YOUR GOAL —
Using the article on meningococcal disease, decide whether each statement agrees with it: (a) about 10 percent of healthy people can carry the bacteria without getting symptoms; (b) Australia had more cases in 2014 than in 2016; (c) the rash shows up no matter how the bacteria infect the body. Answer yes or no for each, and quote the words from the text that settle it.

Meningococcal disease is more than just a rash – here's what every parent needs to know.

Thanks to our brand partner, KnowMeningococcal

You have probably heard of meningococcal disease, but could you identify the symptoms quickly enough if your child came down with the infection?

As paediatrician Dr Margie Danchin explains, knowing what to look out for could save your child’s life.

Dr Danchin works at the Royal Children’s Hospital in Melbourne, where she sees concerned parents and very sick children every day.

“It’s a rare disease, but it’s very serious and can have devastating consequences,” Dr Danchin tells Mamamia. “And that’s why we want parents to know what to look out for and when to act.”

Meningococcal disease might be rare, but it is on the rise. In Australia in 2014 there were 168 cases and in 2016 there were 252. So far in 2017, there have been 210 cases.

The disease is caused by bacteria that can be carried in the throats and noses of about 10 percent of healthy people, who do not develop symptoms.

As Dr Danchin explains, it’s spread through close contact – saliva or droplets from the nose. Apart from children with certain medical conditions that places them at higher risk, teenagers and children aged under five are most at risk of contracting meningococcal disease.

“If treated early with antibiotics, an infected person can make a full recovery,” she says. “But sadly, 10 percent of cases end in death, while up to 20 percent result in permanent disability, such as loss of limbs or scarring from skin grafts, learning, visual and hearing difficulties.”

That’s why it’s so important to know the symptoms to look out for – and how they might differ based on how the meningococcal bacteria can infect the human body.


There are two ways that this happens: A) Through the bloodstream, or B) Through the lining around the brain and spinal cord.

So here’s what to know about both:

1. If meningococcal takes hold in the bloodstream it causes septicemia, sometimes known as blood poisoning. The symptoms may include:

– High fever with cold hands and feet
– Drowsiness, confusion or disorientation
– Shivering
– Vomiting
– Severe aches and pains in the muscles
– Rapid breathing
– Pin prick red spots progressing to blotches and a more purple bruise-like rash.

The rash most people associate with meningococcal disease may not show up unless the bug is in the bloodstream.

[Bounding box prediction data]
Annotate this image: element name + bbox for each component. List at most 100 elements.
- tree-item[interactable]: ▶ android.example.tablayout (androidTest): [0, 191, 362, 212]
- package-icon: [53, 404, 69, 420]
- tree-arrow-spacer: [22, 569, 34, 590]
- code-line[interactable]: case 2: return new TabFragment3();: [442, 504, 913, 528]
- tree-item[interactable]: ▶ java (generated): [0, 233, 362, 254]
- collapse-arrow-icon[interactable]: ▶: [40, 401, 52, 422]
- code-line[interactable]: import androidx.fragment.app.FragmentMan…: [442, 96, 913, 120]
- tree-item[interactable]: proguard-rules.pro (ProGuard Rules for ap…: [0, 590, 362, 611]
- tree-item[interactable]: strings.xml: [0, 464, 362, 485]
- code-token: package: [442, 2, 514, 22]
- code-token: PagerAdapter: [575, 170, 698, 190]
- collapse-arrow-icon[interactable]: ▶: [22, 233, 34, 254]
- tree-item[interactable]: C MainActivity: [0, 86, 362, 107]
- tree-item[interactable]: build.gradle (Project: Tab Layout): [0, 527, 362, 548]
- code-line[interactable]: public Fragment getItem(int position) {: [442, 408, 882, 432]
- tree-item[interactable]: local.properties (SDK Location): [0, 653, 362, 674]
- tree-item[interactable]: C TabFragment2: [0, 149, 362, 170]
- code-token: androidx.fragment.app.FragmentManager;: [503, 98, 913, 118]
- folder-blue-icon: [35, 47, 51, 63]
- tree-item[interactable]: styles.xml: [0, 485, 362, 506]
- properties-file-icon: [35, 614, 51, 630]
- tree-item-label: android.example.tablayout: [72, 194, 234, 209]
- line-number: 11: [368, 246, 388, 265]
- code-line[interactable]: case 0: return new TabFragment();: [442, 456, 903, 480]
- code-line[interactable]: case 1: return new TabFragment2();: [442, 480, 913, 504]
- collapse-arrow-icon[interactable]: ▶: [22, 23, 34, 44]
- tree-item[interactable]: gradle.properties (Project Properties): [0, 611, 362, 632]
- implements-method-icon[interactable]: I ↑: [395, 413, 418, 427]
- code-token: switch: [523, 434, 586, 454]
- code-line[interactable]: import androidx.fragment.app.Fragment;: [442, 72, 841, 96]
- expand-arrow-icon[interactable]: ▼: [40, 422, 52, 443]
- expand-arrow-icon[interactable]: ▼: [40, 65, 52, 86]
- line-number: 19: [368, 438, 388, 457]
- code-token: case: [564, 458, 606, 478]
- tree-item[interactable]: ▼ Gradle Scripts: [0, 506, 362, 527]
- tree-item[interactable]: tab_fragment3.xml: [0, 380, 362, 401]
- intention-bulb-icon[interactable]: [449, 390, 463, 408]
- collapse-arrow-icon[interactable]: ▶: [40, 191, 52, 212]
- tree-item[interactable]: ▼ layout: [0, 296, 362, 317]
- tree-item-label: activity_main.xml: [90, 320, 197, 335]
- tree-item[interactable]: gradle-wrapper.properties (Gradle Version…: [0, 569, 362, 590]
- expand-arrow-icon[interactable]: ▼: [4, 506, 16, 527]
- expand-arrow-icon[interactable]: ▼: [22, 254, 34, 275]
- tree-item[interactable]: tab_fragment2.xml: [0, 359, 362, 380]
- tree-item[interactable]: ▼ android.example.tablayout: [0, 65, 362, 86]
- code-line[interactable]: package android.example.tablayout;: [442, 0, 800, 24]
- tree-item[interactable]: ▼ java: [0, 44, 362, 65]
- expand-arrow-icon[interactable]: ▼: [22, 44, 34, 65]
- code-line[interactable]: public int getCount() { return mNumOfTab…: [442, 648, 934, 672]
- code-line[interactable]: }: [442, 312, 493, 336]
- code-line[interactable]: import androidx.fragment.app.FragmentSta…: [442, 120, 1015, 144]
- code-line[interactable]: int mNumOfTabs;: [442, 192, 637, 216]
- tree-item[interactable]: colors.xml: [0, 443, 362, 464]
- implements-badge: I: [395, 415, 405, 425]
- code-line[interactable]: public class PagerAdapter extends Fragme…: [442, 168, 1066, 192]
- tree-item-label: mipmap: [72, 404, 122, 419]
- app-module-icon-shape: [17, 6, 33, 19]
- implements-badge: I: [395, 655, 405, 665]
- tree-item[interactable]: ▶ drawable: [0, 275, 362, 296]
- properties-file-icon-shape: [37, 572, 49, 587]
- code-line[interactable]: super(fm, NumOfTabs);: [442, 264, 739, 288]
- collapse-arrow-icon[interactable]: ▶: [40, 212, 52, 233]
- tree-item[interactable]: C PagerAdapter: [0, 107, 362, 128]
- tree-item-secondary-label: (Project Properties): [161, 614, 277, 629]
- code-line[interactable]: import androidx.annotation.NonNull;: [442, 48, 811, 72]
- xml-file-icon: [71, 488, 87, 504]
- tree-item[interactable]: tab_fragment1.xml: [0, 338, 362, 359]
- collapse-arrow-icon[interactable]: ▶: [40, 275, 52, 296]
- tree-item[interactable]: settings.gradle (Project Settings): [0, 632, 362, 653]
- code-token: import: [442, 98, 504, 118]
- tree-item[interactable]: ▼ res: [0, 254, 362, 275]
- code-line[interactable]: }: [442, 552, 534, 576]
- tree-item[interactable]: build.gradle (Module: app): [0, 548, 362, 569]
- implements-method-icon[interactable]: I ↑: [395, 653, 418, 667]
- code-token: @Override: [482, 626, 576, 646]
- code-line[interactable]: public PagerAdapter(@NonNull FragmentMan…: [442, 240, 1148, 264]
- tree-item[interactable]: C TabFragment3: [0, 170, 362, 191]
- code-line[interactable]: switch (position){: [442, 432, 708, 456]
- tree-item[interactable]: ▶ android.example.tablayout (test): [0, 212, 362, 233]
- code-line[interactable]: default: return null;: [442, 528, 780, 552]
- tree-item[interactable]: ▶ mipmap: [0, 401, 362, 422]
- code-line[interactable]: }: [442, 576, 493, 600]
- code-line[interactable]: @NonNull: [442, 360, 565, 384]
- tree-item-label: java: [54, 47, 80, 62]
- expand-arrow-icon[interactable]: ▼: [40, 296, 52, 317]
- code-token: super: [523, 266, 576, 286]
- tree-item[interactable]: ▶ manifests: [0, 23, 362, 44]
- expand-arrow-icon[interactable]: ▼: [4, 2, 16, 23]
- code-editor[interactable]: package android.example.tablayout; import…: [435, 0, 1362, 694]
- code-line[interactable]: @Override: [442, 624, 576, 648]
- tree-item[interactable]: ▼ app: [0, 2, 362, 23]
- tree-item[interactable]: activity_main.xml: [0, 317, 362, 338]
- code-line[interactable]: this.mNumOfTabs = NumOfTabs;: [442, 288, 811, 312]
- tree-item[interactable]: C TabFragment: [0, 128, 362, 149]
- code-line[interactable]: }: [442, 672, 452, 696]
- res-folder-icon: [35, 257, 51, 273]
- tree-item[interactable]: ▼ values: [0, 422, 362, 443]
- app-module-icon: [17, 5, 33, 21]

OUTPUT FOR THIS TASK —
(a) Yes: "The disease is caused by bacteria that can be carried in the throats and noses of about 10 percent of healthy people, who do not develop symptoms."
(b) No: "In Australia in 2014 there were 168 cases and in 2016 there were 252."
(c) No: "The rash most people associate with meningococcal disease may not show up unless the bug is in the bloodstream."